Every entry must be given again exactly.

----- DATA TO PROCESS -----

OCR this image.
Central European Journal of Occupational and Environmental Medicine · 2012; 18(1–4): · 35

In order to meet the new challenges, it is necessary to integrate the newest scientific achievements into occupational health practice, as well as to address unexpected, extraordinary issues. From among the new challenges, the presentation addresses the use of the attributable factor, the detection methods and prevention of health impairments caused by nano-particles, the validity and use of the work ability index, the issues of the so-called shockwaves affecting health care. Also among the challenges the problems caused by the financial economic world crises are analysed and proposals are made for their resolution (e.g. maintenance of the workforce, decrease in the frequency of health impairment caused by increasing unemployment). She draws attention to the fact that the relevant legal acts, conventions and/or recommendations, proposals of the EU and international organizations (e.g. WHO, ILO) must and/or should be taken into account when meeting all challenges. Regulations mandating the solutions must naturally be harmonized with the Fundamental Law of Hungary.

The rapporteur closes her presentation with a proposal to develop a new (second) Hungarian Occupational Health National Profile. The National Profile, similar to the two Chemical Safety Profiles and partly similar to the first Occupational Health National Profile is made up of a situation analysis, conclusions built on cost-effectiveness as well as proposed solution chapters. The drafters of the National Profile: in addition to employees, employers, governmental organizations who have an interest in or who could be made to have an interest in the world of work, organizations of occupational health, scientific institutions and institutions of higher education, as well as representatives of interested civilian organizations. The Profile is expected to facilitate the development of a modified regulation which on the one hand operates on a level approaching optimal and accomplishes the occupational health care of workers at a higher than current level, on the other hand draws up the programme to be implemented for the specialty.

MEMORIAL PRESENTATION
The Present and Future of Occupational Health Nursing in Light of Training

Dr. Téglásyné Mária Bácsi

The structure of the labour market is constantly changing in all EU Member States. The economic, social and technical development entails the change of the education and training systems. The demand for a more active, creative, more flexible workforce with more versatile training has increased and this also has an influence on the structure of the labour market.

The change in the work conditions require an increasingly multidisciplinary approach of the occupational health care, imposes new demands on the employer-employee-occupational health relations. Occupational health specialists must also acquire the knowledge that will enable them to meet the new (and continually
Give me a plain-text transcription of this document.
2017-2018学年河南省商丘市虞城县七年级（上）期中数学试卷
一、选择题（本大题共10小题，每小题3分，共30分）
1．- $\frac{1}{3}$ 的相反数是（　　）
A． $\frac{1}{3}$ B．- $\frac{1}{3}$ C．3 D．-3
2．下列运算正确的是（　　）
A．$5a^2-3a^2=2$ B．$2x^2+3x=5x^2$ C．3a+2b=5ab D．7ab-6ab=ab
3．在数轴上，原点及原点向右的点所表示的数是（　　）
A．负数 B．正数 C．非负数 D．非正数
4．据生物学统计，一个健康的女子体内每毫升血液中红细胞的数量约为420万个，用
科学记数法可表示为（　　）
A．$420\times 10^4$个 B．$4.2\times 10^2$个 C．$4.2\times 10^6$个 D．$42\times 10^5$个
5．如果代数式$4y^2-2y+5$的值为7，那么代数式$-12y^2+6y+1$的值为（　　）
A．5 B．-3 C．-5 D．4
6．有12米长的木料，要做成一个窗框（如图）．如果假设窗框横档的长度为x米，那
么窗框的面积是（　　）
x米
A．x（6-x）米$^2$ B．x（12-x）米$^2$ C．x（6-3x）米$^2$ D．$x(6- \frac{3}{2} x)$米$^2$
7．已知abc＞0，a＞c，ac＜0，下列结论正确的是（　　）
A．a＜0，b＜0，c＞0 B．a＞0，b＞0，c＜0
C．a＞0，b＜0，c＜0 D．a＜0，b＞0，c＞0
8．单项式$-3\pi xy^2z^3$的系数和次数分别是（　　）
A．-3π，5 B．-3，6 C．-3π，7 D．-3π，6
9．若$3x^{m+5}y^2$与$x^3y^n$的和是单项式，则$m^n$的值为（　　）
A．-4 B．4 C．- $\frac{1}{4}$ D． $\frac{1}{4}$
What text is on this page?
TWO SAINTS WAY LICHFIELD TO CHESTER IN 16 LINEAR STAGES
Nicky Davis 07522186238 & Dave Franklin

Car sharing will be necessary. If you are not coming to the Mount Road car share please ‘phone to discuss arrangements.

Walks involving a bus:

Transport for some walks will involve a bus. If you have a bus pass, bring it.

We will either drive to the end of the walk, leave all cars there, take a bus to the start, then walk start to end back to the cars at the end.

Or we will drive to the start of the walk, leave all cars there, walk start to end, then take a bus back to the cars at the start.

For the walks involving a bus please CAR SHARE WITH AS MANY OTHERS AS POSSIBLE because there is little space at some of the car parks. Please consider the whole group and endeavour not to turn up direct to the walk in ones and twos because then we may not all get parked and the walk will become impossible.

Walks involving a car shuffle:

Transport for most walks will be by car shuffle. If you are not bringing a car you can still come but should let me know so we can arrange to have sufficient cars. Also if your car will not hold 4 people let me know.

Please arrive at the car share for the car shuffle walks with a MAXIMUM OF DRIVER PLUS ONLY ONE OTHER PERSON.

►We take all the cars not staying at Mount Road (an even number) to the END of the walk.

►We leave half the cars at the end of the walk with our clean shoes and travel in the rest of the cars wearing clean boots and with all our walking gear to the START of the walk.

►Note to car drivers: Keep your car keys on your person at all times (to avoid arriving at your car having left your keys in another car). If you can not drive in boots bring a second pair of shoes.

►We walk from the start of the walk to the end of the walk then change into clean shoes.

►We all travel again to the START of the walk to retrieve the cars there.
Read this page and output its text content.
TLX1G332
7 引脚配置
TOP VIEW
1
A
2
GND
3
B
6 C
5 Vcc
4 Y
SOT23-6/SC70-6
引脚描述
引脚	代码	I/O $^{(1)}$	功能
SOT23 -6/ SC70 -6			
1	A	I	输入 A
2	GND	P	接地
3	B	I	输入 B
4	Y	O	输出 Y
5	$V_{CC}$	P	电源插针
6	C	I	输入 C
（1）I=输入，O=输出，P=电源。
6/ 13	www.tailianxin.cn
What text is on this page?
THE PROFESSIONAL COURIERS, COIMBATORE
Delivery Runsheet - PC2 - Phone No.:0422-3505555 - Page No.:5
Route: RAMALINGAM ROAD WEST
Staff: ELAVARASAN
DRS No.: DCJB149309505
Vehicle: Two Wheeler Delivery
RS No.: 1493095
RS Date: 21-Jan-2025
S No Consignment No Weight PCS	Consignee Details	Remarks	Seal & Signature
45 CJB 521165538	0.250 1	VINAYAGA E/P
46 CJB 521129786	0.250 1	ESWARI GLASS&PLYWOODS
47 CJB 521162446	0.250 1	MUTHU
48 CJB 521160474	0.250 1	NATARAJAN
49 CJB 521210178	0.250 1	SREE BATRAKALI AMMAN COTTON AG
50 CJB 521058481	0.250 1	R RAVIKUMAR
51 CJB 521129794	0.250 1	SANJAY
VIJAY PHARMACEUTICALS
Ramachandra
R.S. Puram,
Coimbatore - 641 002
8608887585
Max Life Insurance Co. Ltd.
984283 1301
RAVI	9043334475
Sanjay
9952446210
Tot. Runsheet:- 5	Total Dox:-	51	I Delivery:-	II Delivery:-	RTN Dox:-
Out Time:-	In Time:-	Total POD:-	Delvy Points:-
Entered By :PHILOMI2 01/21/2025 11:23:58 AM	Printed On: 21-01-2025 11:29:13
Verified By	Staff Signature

-----

● THE ANSWER
OCR this image.
Central European Journal of Occupational and Environmental Medicine · 2012; 18(1–4): · 35

In order to meet the new challenges, it is necessary to integrate the newest scientific achievements into occupational health practice, as well as to address unexpected, extraordinary issues. From among the new challenges, the presentation addresses the use of the attributable factor, the detection methods and prevention of health impairments caused by nano-particles, the validity and use of the work ability index, the issues of the so-called shockwaves affecting health care. Also among the challenges the problems caused by the financial economic world crises are analysed and proposals are made for their resolution (e.g. maintenance of the workforce, decrease in the frequency of health impairment caused by increasing unemployment). She draws attention to the fact that the relevant legal acts, conventions and/or recommendations, proposals of the EU and international organizations (e.g. WHO, ILO) must and/or should be taken into account when meeting all challenges. Regulations mandating the solutions must naturally be harmonized with the Fundamental Law of Hungary.

The rapporteur closes her presentation with a proposal to develop a new (second) Hungarian Occupational Health National Profile. The National Profile, similar to the two Chemical Safety Profiles and partly similar to the first Occupational Health National Profile is made up of a situation analysis, conclusions built on cost-effectiveness as well as proposed solution chapters. The drafters of the National Profile: in addition to employees, employers, governmental organizations who have an interest in or who could be made to have an interest in the world of work, organizations of occupational health, scientific institutions and institutions of higher education, as well as representatives of interested civilian organizations. The Profile is expected to facilitate the development of a modified regulation which on the one hand operates on a level approaching optimal and accomplishes the occupational health care of workers at a higher than current level, on the other hand draws up the programme to be implemented for the specialty.

MEMORIAL PRESENTATION
The Present and Future of Occupational Health Nursing in Light of Training

Dr. Téglásyné Mária Bácsi

The structure of the labour market is constantly changing in all EU Member States. The economic, social and technical development entails the change of the education and training systems. The demand for a more active, creative, more flexible workforce with more versatile training has increased and this also has an influence on the structure of the labour market.

The change in the work conditions require an increasingly multidisciplinary approach of the occupational health care, imposes new demands on the employer-employee-occupational health relations. Occupational health specialists must also acquire the knowledge that will enable them to meet the new (and continually
Give me a plain-text transcription of this document.
2017-2018学年河南省商丘市虞城县七年级（上）期中数学试卷
一、选择题（本大题共10小题，每小题3分，共30分）
1．- $\frac{1}{3}$ 的相反数是（　　）
A． $\frac{1}{3}$ B．- $\frac{1}{3}$ C．3 D．-3
2．下列运算正确的是（　　）
A．$5a^2-3a^2=2$ B．$2x^2+3x=5x^2$ C．3a+2b=5ab D．7ab-6ab=ab
3．在数轴上，原点及原点向右的点所表示的数是（　　）
A．负数 B．正数 C．非负数 D．非正数
4．据生物学统计，一个健康的女子体内每毫升血液中红细胞的数量约为420万个，用
科学记数法可表示为（　　）
A．$420\times 10^4$个 B．$4.2\times 10^2$个 C．$4.2\times 10^6$个 D．$42\times 10^5$个
5．如果代数式$4y^2-2y+5$的值为7，那么代数式$-12y^2+6y+1$的值为（　　）
A．5 B．-3 C．-5 D．4
6．有12米长的木料，要做成一个窗框（如图）．如果假设窗框横档的长度为x米，那
么窗框的面积是（　　）
x米
A．x（6-x）米$^2$ B．x（12-x）米$^2$ C．x（6-3x）米$^2$ D．$x(6- \frac{3}{2} x)$米$^2$
7．已知abc＞0，a＞c，ac＜0，下列结论正确的是（　　）
A．a＜0，b＜0，c＞0 B．a＞0，b＞0，c＜0
C．a＞0，b＜0，c＜0 D．a＜0，b＞0，c＞0
8．单项式$-3\pi xy^2z^3$的系数和次数分别是（　　）
A．-3π，5 B．-3，6 C．-3π，7 D．-3π，6
9．若$3x^{m+5}y^2$与$x^3y^n$的和是单项式，则$m^n$的值为（　　）
A．-4 B．4 C．- $\frac{1}{4}$ D． $\frac{1}{4}$
What text is on this page?
TWO SAINTS WAY LICHFIELD TO CHESTER IN 16 LINEAR STAGES
Nicky Davis 07522186238 & Dave Franklin

Car sharing will be necessary. If you are not coming to the Mount Road car share please ‘phone to discuss arrangements.

Walks involving a bus:

Transport for some walks will involve a bus. If you have a bus pass, bring it.

We will either drive to the end of the walk, leave all cars there, take a bus to the start, then walk start to end back to the cars at the end.

Or we will drive to the start of the walk, leave all cars there, walk start to end, then take a bus back to the cars at the start.

For the walks involving a bus please CAR SHARE WITH AS MANY OTHERS AS POSSIBLE because there is little space at some of the car parks. Please consider the whole group and endeavour not to turn up direct to the walk in ones and twos because then we may not all get parked and the walk will become impossible.

Walks involving a car shuffle:

Transport for most walks will be by car shuffle. If you are not bringing a car you can still come but should let me know so we can arrange to have sufficient cars. Also if your car will not hold 4 people let me know.

Please arrive at the car share for the car shuffle walks with a MAXIMUM OF DRIVER PLUS ONLY ONE OTHER PERSON.

►We take all the cars not staying at Mount Road (an even number) to the END of the walk.

►We leave half the cars at the end of the walk with our clean shoes and travel in the rest of the cars wearing clean boots and with all our walking gear to the START of the walk.

►Note to car drivers: Keep your car keys on your person at all times (to avoid arriving at your car having left your keys in another car). If you can not drive in boots bring a second pair of shoes.

►We walk from the start of the walk to the end of the walk then change into clean shoes.

►We all travel again to the START of the walk to retrieve the cars there.
Read this page and output its text content.
TLX1G332
7 引脚配置
TOP VIEW
1
A
2
GND
3
B
6 C
5 Vcc
4 Y
SOT23-6/SC70-6
引脚描述
引脚	代码	I/O $^{(1)}$	功能
SOT23 -6/ SC70 -6			
1	A	I	输入 A
2	GND	P	接地
3	B	I	输入 B
4	Y	O	输出 Y
5	$V_{CC}$	P	电源插针
6	C	I	输入 C
（1）I=输入，O=输出，P=电源。
6/ 13	www.tailianxin.cn
What text is on this page?
THE PROFESSIONAL COURIERS, COIMBATORE
Delivery Runsheet - PC2 - Phone No.:0422-3505555 - Page No.:5
Route: RAMALINGAM ROAD WEST
Staff: ELAVARASAN
DRS No.: DCJB149309505
Vehicle: Two Wheeler Delivery
RS No.: 1493095
RS Date: 21-Jan-2025
S No Consignment No Weight PCS	Consignee Details	Remarks	Seal & Signature
45 CJB 521165538	0.250 1	VINAYAGA E/P
46 CJB 521129786	0.250 1	ESWARI GLASS&PLYWOODS
47 CJB 521162446	0.250 1	MUTHU
48 CJB 521160474	0.250 1	NATARAJAN
49 CJB 521210178	0.250 1	SREE BATRAKALI AMMAN COTTON AG
50 CJB 521058481	0.250 1	R RAVIKUMAR
51 CJB 521129794	0.250 1	SANJAY
VIJAY PHARMACEUTICALS
Ramachandra
R.S. Puram,
Coimbatore - 641 002
8608887585
Max Life Insurance Co. Ltd.
984283 1301
RAVI	9043334475
Sanjay
9952446210
Tot. Runsheet:- 5	Total Dox:-	51	I Delivery:-	II Delivery:-	RTN Dox:-
Out Time:-	In Time:-	Total POD:-	Delvy Points:-
Entered By :PHILOMI2 01/21/2025 11:23:58 AM	Printed On: 21-01-2025 11:29:13
Verified By	Staff Signature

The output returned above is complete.